### WORKING DATA ###
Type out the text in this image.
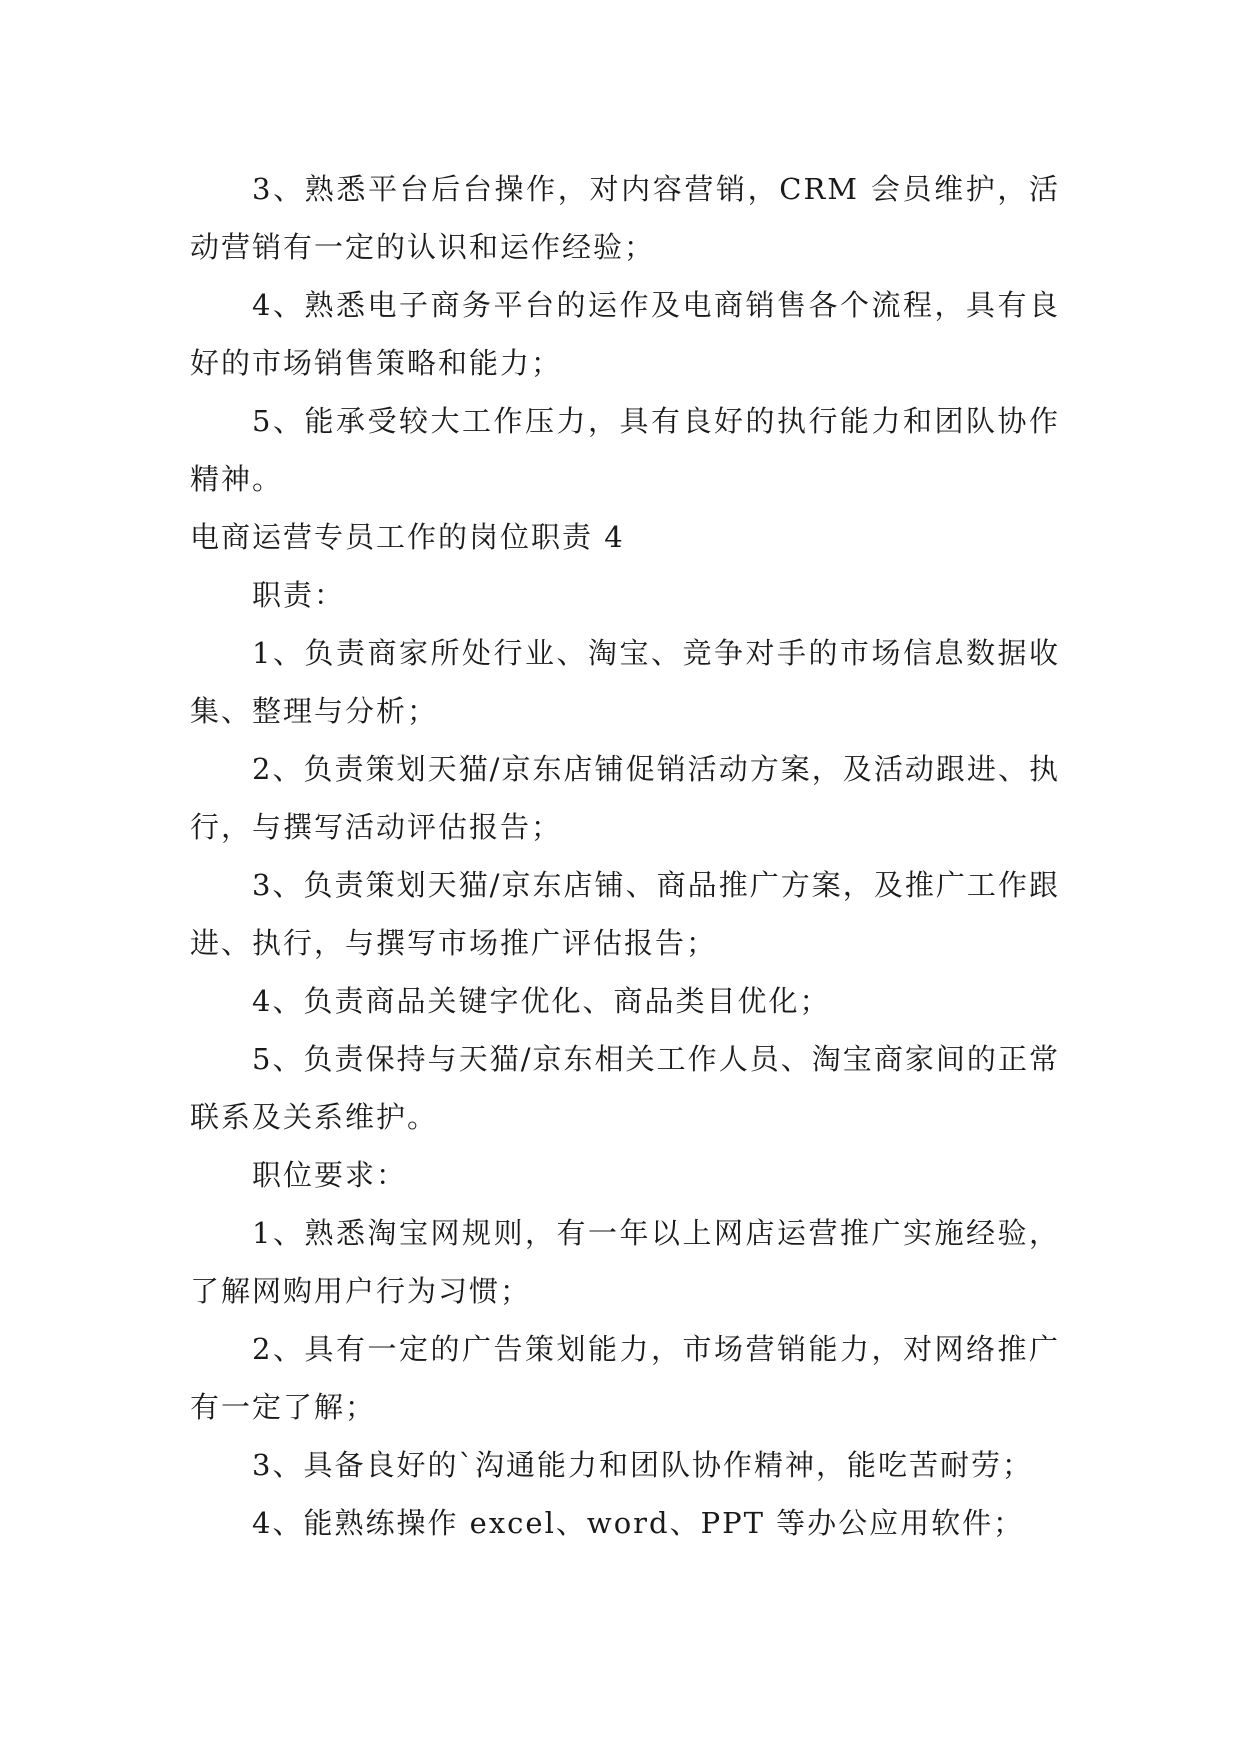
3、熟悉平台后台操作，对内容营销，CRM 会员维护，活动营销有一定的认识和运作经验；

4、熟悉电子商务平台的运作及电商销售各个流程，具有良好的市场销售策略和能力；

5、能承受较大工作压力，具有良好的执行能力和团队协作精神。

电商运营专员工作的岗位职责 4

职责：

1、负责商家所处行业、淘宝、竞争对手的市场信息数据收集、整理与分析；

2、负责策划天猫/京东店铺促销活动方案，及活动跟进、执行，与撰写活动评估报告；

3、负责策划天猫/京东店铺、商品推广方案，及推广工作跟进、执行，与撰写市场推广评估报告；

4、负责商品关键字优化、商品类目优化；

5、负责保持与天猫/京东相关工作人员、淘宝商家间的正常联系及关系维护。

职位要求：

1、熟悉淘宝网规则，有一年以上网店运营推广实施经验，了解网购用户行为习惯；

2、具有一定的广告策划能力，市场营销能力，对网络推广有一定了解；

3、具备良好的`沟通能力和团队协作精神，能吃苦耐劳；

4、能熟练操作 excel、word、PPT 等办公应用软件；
###
▶ **AIM**
Give back the whole listing as it stands, minus its pictures.

▶ **FINISHED EXERCISE**
Type out the text in this image.
3、熟悉平台后台操作，对内容营销，CRM 会员维护，活动营销有一定的认识和运作经验；

4、熟悉电子商务平台的运作及电商销售各个流程，具有良好的市场销售策略和能力；

5、能承受较大工作压力，具有良好的执行能力和团队协作精神。

电商运营专员工作的岗位职责 4

职责：

1、负责商家所处行业、淘宝、竞争对手的市场信息数据收集、整理与分析；

2、负责策划天猫/京东店铺促销活动方案，及活动跟进、执行，与撰写活动评估报告；

3、负责策划天猫/京东店铺、商品推广方案，及推广工作跟进、执行，与撰写市场推广评估报告；

4、负责商品关键字优化、商品类目优化；

5、负责保持与天猫/京东相关工作人员、淘宝商家间的正常联系及关系维护。

职位要求：

1、熟悉淘宝网规则，有一年以上网店运营推广实施经验，了解网购用户行为习惯；

2、具有一定的广告策划能力，市场营销能力，对网络推广有一定了解；

3、具备良好的`沟通能力和团队协作精神，能吃苦耐劳；

4、能熟练操作 excel、word、PPT 等办公应用软件；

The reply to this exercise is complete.